▶ Task details: Each entry below is to be extracted exactly.

▶ Saved data entries:
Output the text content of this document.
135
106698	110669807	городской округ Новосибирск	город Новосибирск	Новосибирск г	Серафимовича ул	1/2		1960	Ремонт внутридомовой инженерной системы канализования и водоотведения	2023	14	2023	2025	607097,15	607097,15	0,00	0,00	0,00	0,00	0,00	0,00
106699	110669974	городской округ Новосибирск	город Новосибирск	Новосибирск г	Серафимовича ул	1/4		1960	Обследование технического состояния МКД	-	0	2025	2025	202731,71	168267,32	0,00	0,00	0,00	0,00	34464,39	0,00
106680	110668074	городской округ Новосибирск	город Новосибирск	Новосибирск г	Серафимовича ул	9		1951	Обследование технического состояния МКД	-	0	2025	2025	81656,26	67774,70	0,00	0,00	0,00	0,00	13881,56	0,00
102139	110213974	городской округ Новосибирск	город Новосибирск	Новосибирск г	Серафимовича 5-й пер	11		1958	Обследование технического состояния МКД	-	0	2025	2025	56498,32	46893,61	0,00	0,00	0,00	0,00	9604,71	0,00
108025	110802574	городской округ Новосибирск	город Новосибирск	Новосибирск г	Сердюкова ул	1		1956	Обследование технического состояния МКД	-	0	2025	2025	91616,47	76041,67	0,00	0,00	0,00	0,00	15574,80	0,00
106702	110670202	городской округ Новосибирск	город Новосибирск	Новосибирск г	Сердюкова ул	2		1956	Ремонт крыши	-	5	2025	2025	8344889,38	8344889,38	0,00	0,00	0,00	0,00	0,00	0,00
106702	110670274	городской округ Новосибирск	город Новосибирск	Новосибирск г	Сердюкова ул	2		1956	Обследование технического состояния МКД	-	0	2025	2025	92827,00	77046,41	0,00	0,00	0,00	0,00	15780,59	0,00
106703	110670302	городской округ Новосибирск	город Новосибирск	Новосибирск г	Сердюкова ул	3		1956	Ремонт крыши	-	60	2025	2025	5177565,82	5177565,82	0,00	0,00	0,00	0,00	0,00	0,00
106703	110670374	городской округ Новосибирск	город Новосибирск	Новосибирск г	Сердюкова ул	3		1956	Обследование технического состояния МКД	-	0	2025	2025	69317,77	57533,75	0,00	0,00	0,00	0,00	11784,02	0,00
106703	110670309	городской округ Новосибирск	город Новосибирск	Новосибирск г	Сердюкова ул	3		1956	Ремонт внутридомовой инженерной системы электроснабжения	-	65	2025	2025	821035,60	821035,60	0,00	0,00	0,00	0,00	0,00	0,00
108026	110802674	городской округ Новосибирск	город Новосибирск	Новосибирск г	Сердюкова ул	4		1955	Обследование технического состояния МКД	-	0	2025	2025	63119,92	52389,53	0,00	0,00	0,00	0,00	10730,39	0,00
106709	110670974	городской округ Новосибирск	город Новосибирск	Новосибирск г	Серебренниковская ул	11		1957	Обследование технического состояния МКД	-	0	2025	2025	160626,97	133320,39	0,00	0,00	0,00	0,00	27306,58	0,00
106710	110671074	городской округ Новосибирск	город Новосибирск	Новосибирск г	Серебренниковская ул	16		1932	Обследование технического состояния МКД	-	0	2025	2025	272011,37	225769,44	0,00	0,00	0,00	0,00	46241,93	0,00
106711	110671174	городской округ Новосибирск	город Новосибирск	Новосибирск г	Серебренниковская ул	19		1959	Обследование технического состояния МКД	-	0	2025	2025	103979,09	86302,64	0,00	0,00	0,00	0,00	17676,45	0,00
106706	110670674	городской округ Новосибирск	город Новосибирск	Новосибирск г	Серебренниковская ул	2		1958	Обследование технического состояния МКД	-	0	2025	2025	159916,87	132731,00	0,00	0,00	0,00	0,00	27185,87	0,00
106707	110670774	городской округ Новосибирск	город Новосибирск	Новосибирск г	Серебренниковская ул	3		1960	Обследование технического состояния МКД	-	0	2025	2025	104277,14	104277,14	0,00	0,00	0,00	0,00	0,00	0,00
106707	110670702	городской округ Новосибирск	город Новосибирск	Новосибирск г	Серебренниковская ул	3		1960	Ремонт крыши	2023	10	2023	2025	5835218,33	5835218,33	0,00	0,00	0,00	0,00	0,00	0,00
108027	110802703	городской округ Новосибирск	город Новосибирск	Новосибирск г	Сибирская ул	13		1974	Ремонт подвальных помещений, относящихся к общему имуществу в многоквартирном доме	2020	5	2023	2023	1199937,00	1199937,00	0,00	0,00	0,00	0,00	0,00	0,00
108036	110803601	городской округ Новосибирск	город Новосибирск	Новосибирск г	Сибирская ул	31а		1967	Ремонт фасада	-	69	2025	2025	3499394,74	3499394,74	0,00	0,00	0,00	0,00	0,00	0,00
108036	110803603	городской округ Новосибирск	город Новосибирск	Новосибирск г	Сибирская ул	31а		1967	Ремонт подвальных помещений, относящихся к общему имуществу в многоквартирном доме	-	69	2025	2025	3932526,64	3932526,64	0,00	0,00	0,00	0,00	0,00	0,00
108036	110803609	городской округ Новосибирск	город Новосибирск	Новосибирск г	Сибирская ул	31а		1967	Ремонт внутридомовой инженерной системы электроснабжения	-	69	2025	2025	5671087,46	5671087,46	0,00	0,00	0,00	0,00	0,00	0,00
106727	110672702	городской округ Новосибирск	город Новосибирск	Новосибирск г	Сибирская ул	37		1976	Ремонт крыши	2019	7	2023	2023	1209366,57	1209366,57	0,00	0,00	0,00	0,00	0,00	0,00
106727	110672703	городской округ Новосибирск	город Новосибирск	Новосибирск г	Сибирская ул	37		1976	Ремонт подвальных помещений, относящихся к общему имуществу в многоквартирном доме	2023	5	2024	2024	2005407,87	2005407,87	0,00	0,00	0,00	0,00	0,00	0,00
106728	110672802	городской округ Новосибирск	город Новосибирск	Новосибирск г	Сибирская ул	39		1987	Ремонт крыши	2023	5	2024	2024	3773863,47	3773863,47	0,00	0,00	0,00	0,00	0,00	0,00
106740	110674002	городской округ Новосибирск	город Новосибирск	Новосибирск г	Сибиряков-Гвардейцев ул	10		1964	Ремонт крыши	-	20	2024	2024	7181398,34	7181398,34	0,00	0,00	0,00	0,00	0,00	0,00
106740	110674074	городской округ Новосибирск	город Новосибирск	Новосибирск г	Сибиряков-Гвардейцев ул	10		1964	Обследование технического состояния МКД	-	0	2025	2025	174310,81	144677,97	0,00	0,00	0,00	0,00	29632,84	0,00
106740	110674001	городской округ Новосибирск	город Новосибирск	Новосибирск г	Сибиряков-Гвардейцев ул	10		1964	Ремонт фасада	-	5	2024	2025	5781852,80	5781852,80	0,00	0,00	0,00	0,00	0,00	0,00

▶ Problem solution:
Output the text content of this document.
135
106698	110669807	городской округ Новосибирск	город Новосибирск	Новосибирск г	Серафимовича ул	1/2		1960	Ремонт внутридомовой инженерной системы канализования и водоотведения	2023	14	2023	2025	607097,15	607097,15	0,00	0,00	0,00	0,00	0,00	0,00
106699	110669974	городской округ Новосибирск	город Новосибирск	Новосибирск г	Серафимовича ул	1/4		1960	Обследование технического состояния МКД	-	0	2025	2025	202731,71	168267,32	0,00	0,00	0,00	0,00	34464,39	0,00
106680	110668074	городской округ Новосибирск	город Новосибирск	Новосибирск г	Серафимовича ул	9		1951	Обследование технического состояния МКД	-	0	2025	2025	81656,26	67774,70	0,00	0,00	0,00	0,00	13881,56	0,00
102139	110213974	городской округ Новосибирск	город Новосибирск	Новосибирск г	Серафимовича 5-й пер	11		1958	Обследование технического состояния МКД	-	0	2025	2025	56498,32	46893,61	0,00	0,00	0,00	0,00	9604,71	0,00
108025	110802574	городской округ Новосибирск	город Новосибирск	Новосибирск г	Сердюкова ул	1		1956	Обследование технического состояния МКД	-	0	2025	2025	91616,47	76041,67	0,00	0,00	0,00	0,00	15574,80	0,00
106702	110670202	городской округ Новосибирск	город Новосибирск	Новосибирск г	Сердюкова ул	2		1956	Ремонт крыши	-	5	2025	2025	8344889,38	8344889,38	0,00	0,00	0,00	0,00	0,00	0,00
106702	110670274	городской округ Новосибирск	город Новосибирск	Новосибирск г	Сердюкова ул	2		1956	Обследование технического состояния МКД	-	0	2025	2025	92827,00	77046,41	0,00	0,00	0,00	0,00	15780,59	0,00
106703	110670302	городской округ Новосибирск	город Новосибирск	Новосибирск г	Сердюкова ул	3		1956	Ремонт крыши	-	60	2025	2025	5177565,82	5177565,82	0,00	0,00	0,00	0,00	0,00	0,00
106703	110670374	городской округ Новосибирск	город Новосибирск	Новосибирск г	Сердюкова ул	3		1956	Обследование технического состояния МКД	-	0	2025	2025	69317,77	57533,75	0,00	0,00	0,00	0,00	11784,02	0,00
106703	110670309	городской округ Новосибирск	город Новосибирск	Новосибирск г	Сердюкова ул	3		1956	Ремонт внутридомовой инженерной системы электроснабжения	-	65	2025	2025	821035,60	821035,60	0,00	0,00	0,00	0,00	0,00	0,00
108026	110802674	городской округ Новосибирск	город Новосибирск	Новосибирск г	Сердюкова ул	4		1955	Обследование технического состояния МКД	-	0	2025	2025	63119,92	52389,53	0,00	0,00	0,00	0,00	10730,39	0,00
106709	110670974	городской округ Новосибирск	город Новосибирск	Новосибирск г	Серебренниковская ул	11		1957	Обследование технического состояния МКД	-	0	2025	2025	160626,97	133320,39	0,00	0,00	0,00	0,00	27306,58	0,00
106710	110671074	городской округ Новосибирск	город Новосибирск	Новосибирск г	Серебренниковская ул	16		1932	Обследование технического состояния МКД	-	0	2025	2025	272011,37	225769,44	0,00	0,00	0,00	0,00	46241,93	0,00
106711	110671174	городской округ Новосибирск	город Новосибирск	Новосибирск г	Серебренниковская ул	19		1959	Обследование технического состояния МКД	-	0	2025	2025	103979,09	86302,64	0,00	0,00	0,00	0,00	17676,45	0,00
106706	110670674	городской округ Новосибирск	город Новосибирск	Новосибирск г	Серебренниковская ул	2		1958	Обследование технического состояния МКД	-	0	2025	2025	159916,87	132731,00	0,00	0,00	0,00	0,00	27185,87	0,00
106707	110670774	городской округ Новосибирск	город Новосибирск	Новосибирск г	Серебренниковская ул	3		1960	Обследование технического состояния МКД	-	0	2025	2025	104277,14	104277,14	0,00	0,00	0,00	0,00	0,00	0,00
106707	110670702	городской округ Новосибирск	город Новосибирск	Новосибирск г	Серебренниковская ул	3		1960	Ремонт крыши	2023	10	2023	2025	5835218,33	5835218,33	0,00	0,00	0,00	0,00	0,00	0,00
108027	110802703	городской округ Новосибирск	город Новосибирск	Новосибирск г	Сибирская ул	13		1974	Ремонт подвальных помещений, относящихся к общему имуществу в многоквартирном доме	2020	5	2023	2023	1199937,00	1199937,00	0,00	0,00	0,00	0,00	0,00	0,00
108036	110803601	городской округ Новосибирск	город Новосибирск	Новосибирск г	Сибирская ул	31а		1967	Ремонт фасада	-	69	2025	2025	3499394,74	3499394,74	0,00	0,00	0,00	0,00	0,00	0,00
108036	110803603	городской округ Новосибирск	город Новосибирск	Новосибирск г	Сибирская ул	31а		1967	Ремонт подвальных помещений, относящихся к общему имуществу в многоквартирном доме	-	69	2025	2025	3932526,64	3932526,64	0,00	0,00	0,00	0,00	0,00	0,00
108036	110803609	городской округ Новосибирск	город Новосибирск	Новосибирск г	Сибирская ул	31а		1967	Ремонт внутридомовой инженерной системы электроснабжения	-	69	2025	2025	5671087,46	5671087,46	0,00	0,00	0,00	0,00	0,00	0,00
106727	110672702	городской округ Новосибирск	город Новосибирск	Новосибирск г	Сибирская ул	37		1976	Ремонт крыши	2019	7	2023	2023	1209366,57	1209366,57	0,00	0,00	0,00	0,00	0,00	0,00
106727	110672703	городской округ Новосибирск	город Новосибирск	Новосибирск г	Сибирская ул	37		1976	Ремонт подвальных помещений, относящихся к общему имуществу в многоквартирном доме	2023	5	2024	2024	2005407,87	2005407,87	0,00	0,00	0,00	0,00	0,00	0,00
106728	110672802	городской округ Новосибирск	город Новосибирск	Новосибирск г	Сибирская ул	39		1987	Ремонт крыши	2023	5	2024	2024	3773863,47	3773863,47	0,00	0,00	0,00	0,00	0,00	0,00
106740	110674002	городской округ Новосибирск	город Новосибирск	Новосибирск г	Сибиряков-Гвардейцев ул	10		1964	Ремонт крыши	-	20	2024	2024	7181398,34	7181398,34	0,00	0,00	0,00	0,00	0,00	0,00
106740	110674074	городской округ Новосибирск	город Новосибирск	Новосибирск г	Сибиряков-Гвардейцев ул	10		1964	Обследование технического состояния МКД	-	0	2025	2025	174310,81	144677,97	0,00	0,00	0,00	0,00	29632,84	0,00
106740	110674001	городской округ Новосибирск	город Новосибирск	Новосибирск г	Сибиряков-Гвардейцев ул	10		1964	Ремонт фасада	-	5	2024	2025	5781852,80	5781852,80	0,00	0,00	0,00	0,00	0,00	0,00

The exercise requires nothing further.